TASK DESCRIPTION: Copy each line that contains the string "works".

DATA TO USE:

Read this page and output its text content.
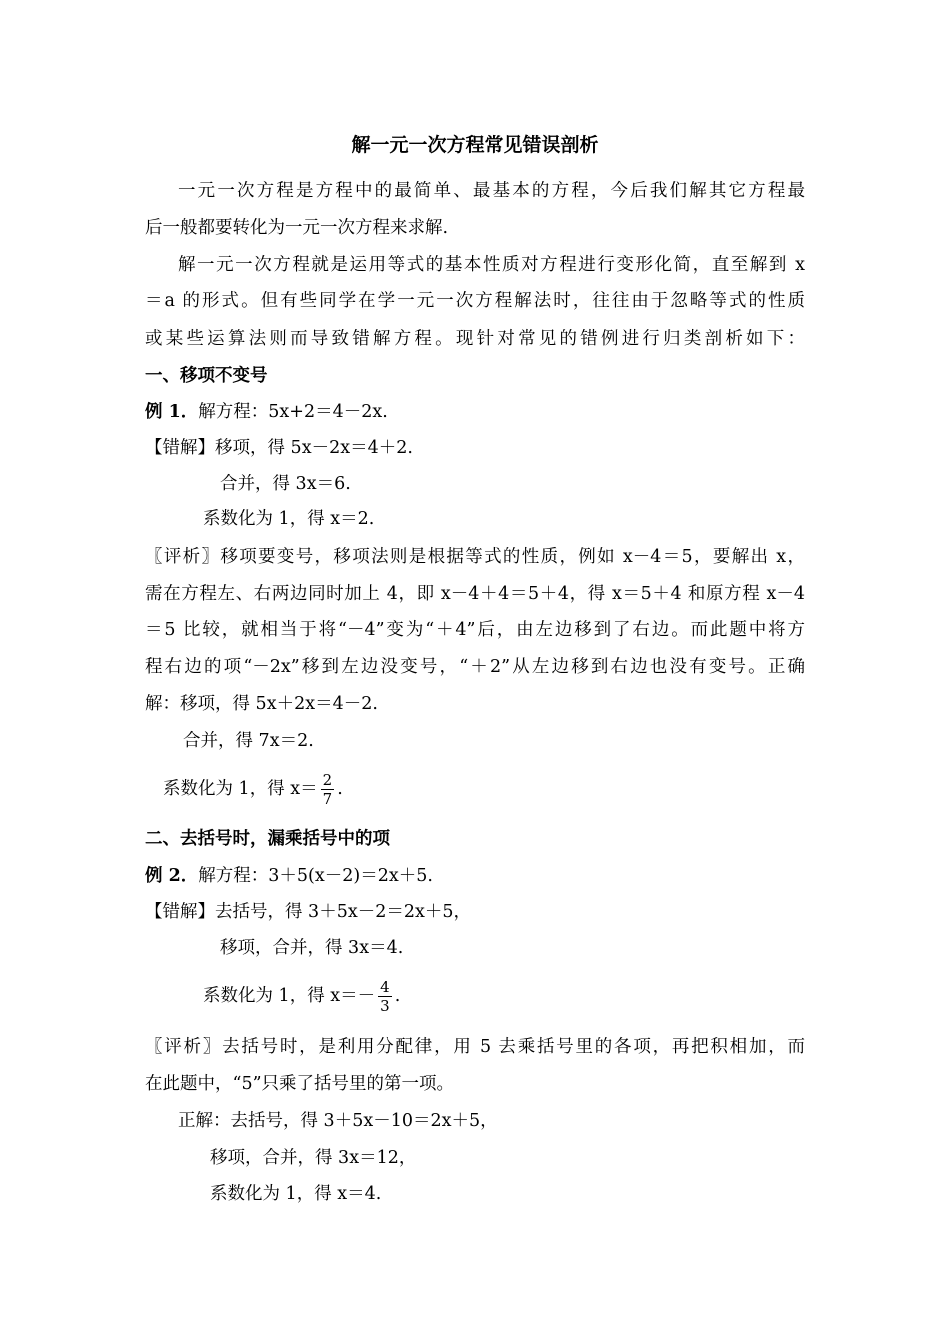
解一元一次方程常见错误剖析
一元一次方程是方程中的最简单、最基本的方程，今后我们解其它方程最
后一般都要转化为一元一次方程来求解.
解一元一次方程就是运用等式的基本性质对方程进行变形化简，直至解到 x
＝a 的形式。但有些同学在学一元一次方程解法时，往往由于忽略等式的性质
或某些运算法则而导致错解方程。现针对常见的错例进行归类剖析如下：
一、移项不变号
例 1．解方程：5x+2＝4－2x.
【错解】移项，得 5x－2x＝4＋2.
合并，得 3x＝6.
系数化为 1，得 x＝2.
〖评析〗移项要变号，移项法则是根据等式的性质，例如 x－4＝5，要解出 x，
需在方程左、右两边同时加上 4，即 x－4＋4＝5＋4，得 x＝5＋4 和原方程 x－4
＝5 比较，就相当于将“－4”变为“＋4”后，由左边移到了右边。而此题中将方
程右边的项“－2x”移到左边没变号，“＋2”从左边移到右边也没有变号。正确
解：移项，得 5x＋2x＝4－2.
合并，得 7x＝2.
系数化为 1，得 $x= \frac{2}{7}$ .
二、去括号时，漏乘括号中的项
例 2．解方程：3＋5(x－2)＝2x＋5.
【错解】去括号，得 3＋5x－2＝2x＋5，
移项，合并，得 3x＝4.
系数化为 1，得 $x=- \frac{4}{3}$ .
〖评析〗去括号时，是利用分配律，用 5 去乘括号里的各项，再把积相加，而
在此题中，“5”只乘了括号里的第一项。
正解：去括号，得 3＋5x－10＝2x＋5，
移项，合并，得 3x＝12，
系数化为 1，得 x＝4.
==
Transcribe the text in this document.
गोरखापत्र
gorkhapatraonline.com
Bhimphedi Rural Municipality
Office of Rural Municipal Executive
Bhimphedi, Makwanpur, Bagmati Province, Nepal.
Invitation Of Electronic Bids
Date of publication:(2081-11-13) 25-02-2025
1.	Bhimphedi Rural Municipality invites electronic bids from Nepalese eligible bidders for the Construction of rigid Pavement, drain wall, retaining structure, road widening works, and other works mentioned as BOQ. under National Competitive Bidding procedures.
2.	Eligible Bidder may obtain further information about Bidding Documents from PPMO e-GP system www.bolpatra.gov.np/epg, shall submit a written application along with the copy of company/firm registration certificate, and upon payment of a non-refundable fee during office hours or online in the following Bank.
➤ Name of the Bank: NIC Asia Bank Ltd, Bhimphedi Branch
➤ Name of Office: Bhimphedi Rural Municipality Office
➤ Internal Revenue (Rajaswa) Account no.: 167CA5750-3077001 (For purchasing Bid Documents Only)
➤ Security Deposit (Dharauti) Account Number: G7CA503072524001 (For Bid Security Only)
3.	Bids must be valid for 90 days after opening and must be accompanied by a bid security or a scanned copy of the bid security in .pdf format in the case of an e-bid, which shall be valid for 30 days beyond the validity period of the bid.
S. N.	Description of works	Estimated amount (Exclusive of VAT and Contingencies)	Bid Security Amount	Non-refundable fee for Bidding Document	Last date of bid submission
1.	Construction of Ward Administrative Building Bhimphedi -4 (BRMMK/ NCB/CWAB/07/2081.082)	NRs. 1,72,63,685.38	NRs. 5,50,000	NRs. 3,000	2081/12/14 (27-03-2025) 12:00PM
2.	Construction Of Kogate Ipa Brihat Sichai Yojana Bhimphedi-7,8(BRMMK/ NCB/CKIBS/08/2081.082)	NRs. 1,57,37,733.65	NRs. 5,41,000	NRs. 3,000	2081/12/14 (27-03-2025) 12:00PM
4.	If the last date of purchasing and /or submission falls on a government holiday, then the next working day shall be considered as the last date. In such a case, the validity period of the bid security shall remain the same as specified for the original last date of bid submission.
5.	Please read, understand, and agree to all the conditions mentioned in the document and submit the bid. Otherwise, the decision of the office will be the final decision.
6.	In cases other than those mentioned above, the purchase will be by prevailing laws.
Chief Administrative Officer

EXPECTED ANSWER:
1.	Bhimphedi Rural Municipality invites electronic bids from Nepalese eligible bidders for the Construction of rigid Pavement, drain wall, retaining structure, road widening works, and other works mentioned as BOQ. under National Competitive Bidding procedures.
S. N.	Description of works	Estimated amount (Exclusive of VAT and Contingencies)	Bid Security Amount	Non-refundable fee for Bidding Document	Last date of bid submission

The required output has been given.